§ **Material provided**
====================

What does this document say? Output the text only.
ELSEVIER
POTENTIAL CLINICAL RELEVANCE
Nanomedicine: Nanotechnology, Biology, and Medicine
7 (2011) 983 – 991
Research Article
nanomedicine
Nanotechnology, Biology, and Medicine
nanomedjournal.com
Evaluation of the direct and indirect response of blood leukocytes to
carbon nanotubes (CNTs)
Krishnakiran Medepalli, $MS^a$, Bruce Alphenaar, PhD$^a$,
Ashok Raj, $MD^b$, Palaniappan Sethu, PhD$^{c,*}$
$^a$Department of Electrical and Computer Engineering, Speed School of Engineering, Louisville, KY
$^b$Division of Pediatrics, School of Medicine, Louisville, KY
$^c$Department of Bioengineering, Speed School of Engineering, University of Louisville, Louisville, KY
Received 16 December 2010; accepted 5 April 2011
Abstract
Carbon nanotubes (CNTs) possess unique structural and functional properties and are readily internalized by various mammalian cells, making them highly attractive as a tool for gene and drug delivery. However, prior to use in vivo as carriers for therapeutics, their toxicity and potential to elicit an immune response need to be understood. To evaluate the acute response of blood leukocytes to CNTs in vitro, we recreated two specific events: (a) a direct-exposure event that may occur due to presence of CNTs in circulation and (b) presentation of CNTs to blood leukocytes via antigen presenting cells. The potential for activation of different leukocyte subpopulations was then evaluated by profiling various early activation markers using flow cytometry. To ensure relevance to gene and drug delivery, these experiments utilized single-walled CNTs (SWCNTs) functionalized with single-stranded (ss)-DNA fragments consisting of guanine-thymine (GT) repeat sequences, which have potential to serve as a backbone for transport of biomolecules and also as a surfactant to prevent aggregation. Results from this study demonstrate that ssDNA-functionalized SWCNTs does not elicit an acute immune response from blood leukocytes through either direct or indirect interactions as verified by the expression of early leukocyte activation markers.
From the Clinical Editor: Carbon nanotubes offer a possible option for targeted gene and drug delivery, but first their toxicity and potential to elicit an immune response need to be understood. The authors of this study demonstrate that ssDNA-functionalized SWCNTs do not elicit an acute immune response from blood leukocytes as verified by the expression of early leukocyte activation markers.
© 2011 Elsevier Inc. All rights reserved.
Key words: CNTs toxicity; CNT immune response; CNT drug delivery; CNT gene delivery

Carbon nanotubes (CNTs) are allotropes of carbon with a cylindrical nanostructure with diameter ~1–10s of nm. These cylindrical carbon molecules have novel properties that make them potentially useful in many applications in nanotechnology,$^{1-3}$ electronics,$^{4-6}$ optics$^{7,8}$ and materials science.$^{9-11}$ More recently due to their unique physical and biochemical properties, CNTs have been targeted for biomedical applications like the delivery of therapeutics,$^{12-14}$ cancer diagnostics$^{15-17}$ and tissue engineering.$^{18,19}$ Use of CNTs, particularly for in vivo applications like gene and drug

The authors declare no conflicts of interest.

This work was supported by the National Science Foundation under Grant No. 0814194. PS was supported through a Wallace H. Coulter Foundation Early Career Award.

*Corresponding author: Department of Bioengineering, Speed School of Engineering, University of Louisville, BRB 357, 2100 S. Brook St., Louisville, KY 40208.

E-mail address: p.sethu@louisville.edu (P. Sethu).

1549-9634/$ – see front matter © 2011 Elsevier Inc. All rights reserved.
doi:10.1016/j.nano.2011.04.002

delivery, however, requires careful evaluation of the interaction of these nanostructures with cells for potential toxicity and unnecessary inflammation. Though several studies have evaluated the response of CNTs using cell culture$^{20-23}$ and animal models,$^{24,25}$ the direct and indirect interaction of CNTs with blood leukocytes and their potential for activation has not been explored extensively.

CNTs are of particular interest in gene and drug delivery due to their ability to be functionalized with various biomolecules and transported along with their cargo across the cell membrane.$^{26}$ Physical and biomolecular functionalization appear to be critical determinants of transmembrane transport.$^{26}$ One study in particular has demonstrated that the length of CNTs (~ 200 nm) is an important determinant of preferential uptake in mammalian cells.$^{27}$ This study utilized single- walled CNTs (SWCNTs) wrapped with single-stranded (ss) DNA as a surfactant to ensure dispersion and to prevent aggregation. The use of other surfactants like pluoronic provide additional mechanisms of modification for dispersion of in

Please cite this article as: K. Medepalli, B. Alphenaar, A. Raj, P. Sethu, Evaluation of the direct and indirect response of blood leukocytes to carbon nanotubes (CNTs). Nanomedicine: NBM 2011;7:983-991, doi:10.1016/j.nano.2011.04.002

====================

§ **The task**
Go through the listing above and return every line where the word "Medepalli" occurs.

§ **Result for this exercise**
Krishnakiran Medepalli, $MS^a$, Bruce Alphenaar, PhD$^a$,
Please cite this article as: K. Medepalli, B. Alphenaar, A. Raj, P. Sethu, Evaluation of the direct and indirect response of blood leukocytes to carbon nanotubes (CNTs). Nanomedicine: NBM 2011;7:983-991, doi:10.1016/j.nano.2011.04.002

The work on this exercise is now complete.